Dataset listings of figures
-- start --

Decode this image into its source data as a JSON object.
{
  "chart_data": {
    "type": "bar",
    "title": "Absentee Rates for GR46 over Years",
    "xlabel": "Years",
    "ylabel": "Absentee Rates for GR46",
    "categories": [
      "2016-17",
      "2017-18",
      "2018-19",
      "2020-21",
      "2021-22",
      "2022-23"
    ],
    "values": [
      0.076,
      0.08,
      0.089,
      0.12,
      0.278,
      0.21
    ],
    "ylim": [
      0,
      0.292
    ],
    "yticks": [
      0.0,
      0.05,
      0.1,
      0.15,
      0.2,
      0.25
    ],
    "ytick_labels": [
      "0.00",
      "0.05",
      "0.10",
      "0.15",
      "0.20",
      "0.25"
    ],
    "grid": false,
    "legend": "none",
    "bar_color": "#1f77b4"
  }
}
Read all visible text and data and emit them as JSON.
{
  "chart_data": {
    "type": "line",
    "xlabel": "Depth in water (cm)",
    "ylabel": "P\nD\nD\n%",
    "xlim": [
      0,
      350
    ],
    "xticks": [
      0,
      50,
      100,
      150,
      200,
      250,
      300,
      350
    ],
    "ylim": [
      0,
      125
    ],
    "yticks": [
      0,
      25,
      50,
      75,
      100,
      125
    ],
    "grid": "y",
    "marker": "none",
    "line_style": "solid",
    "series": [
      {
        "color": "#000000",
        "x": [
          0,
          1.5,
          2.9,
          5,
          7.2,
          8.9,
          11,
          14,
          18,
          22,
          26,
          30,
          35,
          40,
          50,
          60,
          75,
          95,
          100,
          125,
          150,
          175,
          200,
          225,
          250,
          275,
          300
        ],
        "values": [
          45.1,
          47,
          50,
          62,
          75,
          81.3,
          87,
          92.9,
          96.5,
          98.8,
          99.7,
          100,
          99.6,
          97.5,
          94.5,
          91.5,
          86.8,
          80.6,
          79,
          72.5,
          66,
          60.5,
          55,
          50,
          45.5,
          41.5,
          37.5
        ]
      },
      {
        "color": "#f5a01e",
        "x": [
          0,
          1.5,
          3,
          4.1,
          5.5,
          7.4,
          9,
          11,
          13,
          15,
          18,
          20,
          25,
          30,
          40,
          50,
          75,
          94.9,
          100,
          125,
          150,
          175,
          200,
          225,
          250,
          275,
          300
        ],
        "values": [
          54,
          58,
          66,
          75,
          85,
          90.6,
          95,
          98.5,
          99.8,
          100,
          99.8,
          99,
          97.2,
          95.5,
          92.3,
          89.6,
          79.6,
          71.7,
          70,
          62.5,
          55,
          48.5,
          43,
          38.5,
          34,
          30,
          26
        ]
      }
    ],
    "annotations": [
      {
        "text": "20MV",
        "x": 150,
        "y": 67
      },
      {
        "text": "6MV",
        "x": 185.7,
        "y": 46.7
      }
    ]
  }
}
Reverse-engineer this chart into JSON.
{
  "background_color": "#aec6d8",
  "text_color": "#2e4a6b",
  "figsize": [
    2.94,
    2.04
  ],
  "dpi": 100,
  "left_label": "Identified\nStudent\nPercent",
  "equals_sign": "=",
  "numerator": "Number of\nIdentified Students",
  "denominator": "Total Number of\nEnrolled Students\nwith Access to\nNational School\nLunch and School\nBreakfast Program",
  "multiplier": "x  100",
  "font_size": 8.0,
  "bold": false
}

-- end --

Return the whole listing exactly, with every line included.

**Worked solution**:
Decode this image into its source data as a JSON object.
{
  "chart_data": {
    "type": "bar",
    "title": "Absentee Rates for GR46 over Years",
    "xlabel": "Years",
    "ylabel": "Absentee Rates for GR46",
    "categories": [
      "2016-17",
      "2017-18",
      "2018-19",
      "2020-21",
      "2021-22",
      "2022-23"
    ],
    "values": [
      0.076,
      0.08,
      0.089,
      0.12,
      0.278,
      0.21
    ],
    "ylim": [
      0,
      0.292
    ],
    "yticks": [
      0.0,
      0.05,
      0.1,
      0.15,
      0.2,
      0.25
    ],
    "ytick_labels": [
      "0.00",
      "0.05",
      "0.10",
      "0.15",
      "0.20",
      "0.25"
    ],
    "grid": false,
    "legend": "none",
    "bar_color": "#1f77b4"
  }
}
Read all visible text and data and emit them as JSON.
{
  "chart_data": {
    "type": "line",
    "xlabel": "Depth in water (cm)",
    "ylabel": "P\nD\nD\n%",
    "xlim": [
      0,
      350
    ],
    "xticks": [
      0,
      50,
      100,
      150,
      200,
      250,
      300,
      350
    ],
    "ylim": [
      0,
      125
    ],
    "yticks": [
      0,
      25,
      50,
      75,
      100,
      125
    ],
    "grid": "y",
    "marker": "none",
    "line_style": "solid",
    "series": [
      {
        "color": "#000000",
        "x": [
          0,
          1.5,
          2.9,
          5,
          7.2,
          8.9,
          11,
          14,
          18,
          22,
          26,
          30,
          35,
          40,
          50,
          60,
          75,
          95,
          100,
          125,
          150,
          175,
          200,
          225,
          250,
          275,
          300
        ],
        "values": [
          45.1,
          47,
          50,
          62,
          75,
          81.3,
          87,
          92.9,
          96.5,
          98.8,
          99.7,
          100,
          99.6,
          97.5,
          94.5,
          91.5,
          86.8,
          80.6,
          79,
          72.5,
          66,
          60.5,
          55,
          50,
          45.5,
          41.5,
          37.5
        ]
      },
      {
        "color": "#f5a01e",
        "x": [
          0,
          1.5,
          3,
          4.1,
          5.5,
          7.4,
          9,
          11,
          13,
          15,
          18,
          20,
          25,
          30,
          40,
          50,
          75,
          94.9,
          100,
          125,
          150,
          175,
          200,
          225,
          250,
          275,
          300
        ],
        "values": [
          54,
          58,
          66,
          75,
          85,
          90.6,
          95,
          98.5,
          99.8,
          100,
          99.8,
          99,
          97.2,
          95.5,
          92.3,
          89.6,
          79.6,
          71.7,
          70,
          62.5,
          55,
          48.5,
          43,
          38.5,
          34,
          30,
          26
        ]
      }
    ],
    "annotations": [
      {
        "text": "20MV",
        "x": 150,
        "y": 67
      },
      {
        "text": "6MV",
        "x": 185.7,
        "y": 46.7
      }
    ]
  }
}
Reverse-engineer this chart into JSON.
{
  "background_color": "#aec6d8",
  "text_color": "#2e4a6b",
  "figsize": [
    2.94,
    2.04
  ],
  "dpi": 100,
  "left_label": "Identified\nStudent\nPercent",
  "equals_sign": "=",
  "numerator": "Number of\nIdentified Students",
  "denominator": "Total Number of\nEnrolled Students\nwith Access to\nNational School\nLunch and School\nBreakfast Program",
  "multiplier": "x  100",
  "font_size": 8.0,
  "bold": false
}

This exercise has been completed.